* What you are asked to do
From the listing below, work out how many lines contain "معين". Reply with that number only.

***** Material supplied

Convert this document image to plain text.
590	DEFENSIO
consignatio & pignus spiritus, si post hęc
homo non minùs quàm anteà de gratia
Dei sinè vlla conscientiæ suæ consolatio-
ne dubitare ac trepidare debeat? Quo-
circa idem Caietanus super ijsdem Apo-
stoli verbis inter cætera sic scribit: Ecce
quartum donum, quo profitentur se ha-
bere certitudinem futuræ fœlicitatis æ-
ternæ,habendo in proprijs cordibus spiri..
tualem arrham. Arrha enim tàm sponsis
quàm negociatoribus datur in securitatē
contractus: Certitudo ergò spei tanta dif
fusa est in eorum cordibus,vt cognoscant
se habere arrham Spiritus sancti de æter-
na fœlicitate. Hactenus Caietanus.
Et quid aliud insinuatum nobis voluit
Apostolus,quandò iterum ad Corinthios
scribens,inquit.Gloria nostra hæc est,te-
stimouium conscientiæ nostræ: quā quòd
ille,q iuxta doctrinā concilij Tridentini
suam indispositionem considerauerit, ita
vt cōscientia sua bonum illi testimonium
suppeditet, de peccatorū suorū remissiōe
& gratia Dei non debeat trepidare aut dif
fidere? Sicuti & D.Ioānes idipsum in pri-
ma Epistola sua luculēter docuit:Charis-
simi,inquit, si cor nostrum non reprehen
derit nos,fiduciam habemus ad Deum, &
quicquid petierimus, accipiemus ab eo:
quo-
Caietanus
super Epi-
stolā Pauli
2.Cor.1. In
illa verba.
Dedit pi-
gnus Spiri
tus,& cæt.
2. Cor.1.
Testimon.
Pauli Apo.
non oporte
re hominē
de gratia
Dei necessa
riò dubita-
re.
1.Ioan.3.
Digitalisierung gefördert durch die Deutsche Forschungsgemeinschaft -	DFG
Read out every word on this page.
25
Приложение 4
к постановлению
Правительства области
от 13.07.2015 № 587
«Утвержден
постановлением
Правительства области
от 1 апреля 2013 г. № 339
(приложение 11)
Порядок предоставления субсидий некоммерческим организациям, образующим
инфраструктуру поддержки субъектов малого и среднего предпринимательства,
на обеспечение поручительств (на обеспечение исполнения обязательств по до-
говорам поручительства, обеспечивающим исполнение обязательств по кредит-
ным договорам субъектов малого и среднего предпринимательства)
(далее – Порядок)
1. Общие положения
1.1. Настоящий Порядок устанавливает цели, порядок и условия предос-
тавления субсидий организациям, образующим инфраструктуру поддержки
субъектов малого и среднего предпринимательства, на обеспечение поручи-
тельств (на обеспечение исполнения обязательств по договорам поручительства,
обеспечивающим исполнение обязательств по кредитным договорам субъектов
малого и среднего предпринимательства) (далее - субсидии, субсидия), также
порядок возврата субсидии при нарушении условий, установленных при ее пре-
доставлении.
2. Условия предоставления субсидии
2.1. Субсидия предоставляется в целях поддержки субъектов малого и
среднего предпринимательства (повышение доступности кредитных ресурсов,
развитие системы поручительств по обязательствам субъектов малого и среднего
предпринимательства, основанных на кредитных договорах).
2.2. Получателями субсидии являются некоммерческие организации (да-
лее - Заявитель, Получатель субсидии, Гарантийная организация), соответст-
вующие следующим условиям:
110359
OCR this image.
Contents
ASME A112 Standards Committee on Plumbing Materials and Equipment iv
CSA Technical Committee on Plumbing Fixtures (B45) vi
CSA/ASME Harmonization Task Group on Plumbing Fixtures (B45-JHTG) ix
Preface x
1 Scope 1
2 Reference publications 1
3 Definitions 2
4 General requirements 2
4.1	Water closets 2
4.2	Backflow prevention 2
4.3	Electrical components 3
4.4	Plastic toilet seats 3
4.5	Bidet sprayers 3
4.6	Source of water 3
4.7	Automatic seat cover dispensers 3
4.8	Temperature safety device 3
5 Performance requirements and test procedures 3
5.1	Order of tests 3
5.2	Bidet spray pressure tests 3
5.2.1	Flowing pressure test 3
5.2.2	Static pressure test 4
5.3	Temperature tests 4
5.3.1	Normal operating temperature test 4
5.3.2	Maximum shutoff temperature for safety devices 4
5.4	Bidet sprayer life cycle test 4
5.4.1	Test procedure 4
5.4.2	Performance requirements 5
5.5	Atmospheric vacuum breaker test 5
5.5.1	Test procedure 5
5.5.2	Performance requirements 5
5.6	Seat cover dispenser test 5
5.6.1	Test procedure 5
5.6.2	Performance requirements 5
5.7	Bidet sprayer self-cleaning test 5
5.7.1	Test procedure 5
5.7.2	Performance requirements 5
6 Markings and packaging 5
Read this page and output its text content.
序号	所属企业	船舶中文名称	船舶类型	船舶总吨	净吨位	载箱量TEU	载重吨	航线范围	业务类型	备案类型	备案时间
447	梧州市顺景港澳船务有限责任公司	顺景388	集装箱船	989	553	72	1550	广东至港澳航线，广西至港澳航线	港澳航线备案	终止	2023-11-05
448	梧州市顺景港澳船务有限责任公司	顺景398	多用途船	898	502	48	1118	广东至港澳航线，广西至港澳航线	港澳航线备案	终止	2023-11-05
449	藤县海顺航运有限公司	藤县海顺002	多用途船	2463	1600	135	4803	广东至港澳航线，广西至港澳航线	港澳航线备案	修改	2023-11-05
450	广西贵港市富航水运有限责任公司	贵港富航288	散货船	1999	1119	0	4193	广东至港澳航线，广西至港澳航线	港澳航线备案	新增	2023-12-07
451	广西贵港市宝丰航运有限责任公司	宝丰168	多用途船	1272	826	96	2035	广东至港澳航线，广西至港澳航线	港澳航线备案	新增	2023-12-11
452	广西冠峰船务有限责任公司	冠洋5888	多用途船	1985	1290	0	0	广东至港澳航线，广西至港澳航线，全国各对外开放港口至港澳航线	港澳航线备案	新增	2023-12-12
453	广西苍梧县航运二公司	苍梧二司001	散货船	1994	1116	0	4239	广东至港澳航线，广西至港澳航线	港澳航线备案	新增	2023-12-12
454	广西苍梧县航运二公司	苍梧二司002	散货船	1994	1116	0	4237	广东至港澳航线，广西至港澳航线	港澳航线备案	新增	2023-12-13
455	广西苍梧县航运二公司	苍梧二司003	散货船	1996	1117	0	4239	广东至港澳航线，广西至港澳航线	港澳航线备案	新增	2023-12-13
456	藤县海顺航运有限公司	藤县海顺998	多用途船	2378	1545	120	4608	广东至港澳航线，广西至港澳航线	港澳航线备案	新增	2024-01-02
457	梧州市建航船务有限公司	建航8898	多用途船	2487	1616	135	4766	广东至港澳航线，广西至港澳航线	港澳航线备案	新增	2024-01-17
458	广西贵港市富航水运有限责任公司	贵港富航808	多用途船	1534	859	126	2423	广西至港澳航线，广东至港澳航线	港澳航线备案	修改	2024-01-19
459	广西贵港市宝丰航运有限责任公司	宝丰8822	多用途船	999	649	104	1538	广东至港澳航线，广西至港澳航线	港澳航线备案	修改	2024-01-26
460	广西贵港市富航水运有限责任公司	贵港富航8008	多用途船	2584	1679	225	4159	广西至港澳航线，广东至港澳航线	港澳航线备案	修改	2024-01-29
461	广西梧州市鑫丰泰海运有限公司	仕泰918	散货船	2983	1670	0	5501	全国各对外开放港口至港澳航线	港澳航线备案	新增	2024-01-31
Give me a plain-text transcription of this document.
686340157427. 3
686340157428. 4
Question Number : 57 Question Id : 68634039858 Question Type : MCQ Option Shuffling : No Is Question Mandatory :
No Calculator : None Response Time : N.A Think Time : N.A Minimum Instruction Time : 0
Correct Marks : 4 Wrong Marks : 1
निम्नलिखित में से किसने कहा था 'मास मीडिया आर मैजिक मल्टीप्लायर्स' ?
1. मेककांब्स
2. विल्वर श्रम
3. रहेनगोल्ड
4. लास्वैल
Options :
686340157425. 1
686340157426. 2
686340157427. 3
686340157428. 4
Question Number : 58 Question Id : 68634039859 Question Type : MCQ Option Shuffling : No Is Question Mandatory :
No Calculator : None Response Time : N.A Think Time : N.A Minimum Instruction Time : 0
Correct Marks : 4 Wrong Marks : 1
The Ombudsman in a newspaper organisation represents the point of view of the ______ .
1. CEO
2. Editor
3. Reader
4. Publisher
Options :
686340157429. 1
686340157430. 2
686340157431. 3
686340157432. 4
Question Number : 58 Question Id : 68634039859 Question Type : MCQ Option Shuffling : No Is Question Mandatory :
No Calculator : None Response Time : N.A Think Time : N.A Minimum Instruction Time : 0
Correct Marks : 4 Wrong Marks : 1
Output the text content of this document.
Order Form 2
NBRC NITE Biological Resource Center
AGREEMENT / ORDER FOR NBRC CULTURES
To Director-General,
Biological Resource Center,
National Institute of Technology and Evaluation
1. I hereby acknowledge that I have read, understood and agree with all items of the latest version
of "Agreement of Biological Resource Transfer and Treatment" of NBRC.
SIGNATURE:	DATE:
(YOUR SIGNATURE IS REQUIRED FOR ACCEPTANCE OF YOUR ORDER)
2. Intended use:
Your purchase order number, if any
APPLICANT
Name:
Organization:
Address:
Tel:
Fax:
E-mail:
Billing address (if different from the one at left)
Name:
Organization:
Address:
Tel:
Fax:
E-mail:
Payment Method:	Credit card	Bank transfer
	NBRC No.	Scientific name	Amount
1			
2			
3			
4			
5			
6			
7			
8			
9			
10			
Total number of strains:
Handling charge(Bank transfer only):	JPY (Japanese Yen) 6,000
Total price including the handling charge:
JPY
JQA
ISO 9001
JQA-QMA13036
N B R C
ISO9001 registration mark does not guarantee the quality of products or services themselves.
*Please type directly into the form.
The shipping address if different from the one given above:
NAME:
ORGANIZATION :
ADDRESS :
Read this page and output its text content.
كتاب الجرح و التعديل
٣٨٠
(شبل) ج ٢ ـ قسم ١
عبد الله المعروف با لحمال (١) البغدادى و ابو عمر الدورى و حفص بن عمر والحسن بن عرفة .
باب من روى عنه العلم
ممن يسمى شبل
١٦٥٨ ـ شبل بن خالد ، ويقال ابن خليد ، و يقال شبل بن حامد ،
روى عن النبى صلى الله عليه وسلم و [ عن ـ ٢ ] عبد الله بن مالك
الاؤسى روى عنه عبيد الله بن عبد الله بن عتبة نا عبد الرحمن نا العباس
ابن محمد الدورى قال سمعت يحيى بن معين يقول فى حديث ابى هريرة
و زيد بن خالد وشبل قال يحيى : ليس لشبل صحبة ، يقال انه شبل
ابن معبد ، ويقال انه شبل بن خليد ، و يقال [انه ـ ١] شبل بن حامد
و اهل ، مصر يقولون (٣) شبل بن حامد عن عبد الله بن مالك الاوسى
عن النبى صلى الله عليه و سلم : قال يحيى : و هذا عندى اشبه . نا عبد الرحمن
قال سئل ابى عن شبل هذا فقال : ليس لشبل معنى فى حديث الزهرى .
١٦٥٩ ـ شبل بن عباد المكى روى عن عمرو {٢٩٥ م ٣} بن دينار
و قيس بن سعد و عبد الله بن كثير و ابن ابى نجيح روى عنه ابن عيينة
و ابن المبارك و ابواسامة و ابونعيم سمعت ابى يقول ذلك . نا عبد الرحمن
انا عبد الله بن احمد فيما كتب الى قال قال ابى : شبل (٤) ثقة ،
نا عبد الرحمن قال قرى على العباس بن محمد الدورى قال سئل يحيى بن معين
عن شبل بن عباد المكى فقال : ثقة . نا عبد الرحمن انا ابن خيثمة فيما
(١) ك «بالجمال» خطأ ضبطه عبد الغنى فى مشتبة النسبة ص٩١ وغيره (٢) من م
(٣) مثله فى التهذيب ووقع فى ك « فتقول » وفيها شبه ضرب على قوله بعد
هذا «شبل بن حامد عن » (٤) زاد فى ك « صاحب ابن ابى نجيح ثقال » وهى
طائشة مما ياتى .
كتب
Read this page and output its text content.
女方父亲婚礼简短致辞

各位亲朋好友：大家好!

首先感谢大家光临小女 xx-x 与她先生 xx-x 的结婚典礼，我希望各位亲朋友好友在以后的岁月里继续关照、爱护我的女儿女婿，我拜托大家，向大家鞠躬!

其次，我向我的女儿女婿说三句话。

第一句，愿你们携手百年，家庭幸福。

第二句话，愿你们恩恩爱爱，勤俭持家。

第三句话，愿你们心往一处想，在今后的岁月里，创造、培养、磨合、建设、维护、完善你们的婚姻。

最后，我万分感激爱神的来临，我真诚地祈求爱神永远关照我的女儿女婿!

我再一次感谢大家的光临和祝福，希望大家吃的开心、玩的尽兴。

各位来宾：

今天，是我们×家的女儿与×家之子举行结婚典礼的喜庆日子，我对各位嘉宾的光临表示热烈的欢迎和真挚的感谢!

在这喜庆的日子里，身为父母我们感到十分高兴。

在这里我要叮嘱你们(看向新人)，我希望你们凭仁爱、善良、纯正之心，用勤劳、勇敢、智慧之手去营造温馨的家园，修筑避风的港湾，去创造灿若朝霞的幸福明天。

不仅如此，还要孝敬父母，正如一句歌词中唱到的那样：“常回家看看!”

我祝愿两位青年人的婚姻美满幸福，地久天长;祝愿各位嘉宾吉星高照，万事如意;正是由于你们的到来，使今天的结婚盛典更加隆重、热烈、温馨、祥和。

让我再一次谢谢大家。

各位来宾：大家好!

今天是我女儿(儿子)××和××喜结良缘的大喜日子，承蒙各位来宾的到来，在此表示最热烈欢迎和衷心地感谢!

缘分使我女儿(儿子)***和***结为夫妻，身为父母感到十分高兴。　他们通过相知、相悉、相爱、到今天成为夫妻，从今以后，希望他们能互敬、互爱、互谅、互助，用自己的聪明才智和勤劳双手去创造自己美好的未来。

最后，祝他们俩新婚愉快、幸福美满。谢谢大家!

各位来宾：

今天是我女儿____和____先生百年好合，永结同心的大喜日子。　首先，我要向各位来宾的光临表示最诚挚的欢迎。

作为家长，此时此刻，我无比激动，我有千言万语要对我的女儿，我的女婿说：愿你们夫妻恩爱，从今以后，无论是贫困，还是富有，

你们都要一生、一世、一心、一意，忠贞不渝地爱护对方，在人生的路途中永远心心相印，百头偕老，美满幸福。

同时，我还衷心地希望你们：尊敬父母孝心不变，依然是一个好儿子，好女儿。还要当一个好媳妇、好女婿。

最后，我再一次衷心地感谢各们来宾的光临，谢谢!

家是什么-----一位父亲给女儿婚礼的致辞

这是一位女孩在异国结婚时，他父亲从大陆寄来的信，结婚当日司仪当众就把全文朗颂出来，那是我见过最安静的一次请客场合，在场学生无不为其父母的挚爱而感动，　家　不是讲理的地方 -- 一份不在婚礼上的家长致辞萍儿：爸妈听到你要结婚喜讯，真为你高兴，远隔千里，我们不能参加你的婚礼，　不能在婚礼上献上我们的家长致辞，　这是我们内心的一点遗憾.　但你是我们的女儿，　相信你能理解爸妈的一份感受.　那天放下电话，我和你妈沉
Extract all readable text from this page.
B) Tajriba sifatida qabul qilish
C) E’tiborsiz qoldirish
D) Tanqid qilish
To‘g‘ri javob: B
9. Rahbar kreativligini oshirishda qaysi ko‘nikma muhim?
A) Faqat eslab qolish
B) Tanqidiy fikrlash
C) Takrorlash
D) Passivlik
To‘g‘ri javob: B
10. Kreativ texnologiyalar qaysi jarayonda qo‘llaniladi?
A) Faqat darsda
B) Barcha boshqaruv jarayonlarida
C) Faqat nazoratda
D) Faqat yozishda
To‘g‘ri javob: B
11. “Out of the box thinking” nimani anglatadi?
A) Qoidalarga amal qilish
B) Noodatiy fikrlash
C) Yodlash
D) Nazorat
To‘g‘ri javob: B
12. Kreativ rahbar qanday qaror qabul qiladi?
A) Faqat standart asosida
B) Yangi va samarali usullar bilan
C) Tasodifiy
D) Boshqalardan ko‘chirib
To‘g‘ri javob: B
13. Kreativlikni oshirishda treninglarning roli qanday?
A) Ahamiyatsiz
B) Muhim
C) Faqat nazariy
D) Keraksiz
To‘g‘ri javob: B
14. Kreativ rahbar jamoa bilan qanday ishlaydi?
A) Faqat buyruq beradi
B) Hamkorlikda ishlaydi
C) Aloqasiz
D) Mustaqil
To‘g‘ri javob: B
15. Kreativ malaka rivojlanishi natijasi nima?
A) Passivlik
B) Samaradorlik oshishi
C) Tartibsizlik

**********

* Exercise solution
2